Dataset entries:
"""

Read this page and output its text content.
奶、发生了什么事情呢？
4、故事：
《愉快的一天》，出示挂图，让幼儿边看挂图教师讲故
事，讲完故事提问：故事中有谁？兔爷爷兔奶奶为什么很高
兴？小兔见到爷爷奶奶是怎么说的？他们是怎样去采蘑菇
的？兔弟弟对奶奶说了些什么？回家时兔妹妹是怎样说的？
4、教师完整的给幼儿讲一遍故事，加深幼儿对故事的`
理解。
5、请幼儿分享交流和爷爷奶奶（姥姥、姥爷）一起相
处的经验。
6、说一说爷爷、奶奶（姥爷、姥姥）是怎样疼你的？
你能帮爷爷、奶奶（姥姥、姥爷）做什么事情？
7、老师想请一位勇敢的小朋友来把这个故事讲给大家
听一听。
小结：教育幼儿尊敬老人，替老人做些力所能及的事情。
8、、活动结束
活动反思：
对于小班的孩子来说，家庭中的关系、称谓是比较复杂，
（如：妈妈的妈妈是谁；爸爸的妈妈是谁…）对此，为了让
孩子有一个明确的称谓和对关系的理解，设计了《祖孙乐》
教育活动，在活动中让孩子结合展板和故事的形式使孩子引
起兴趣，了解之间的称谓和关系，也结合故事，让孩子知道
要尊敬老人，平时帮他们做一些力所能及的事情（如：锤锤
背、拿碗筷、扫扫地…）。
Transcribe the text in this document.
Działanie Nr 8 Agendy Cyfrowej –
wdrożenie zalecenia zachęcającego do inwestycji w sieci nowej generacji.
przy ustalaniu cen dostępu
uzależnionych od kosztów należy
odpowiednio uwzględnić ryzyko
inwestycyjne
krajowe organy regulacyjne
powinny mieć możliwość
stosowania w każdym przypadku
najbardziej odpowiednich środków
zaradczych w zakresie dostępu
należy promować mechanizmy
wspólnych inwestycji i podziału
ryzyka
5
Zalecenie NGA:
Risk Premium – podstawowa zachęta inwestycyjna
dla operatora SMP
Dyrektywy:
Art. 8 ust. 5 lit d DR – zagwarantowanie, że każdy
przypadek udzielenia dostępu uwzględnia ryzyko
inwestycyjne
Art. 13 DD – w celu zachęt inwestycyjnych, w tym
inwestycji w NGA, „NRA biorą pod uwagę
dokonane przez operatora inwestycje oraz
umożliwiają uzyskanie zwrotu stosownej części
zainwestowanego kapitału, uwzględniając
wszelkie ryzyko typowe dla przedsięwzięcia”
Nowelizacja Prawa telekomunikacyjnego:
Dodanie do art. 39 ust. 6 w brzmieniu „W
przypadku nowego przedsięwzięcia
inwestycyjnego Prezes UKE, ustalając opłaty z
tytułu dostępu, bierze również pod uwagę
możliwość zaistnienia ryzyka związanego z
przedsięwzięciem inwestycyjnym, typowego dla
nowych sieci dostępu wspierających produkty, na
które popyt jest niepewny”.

"""

JOB:
Search the data above for the string "uwagę" and copy each line that has it.

OUTPUT OF THE TASK:
inwestycji w NGA, „NRA biorą pod uwagę
tytułu dostępu, bierze również pod uwagę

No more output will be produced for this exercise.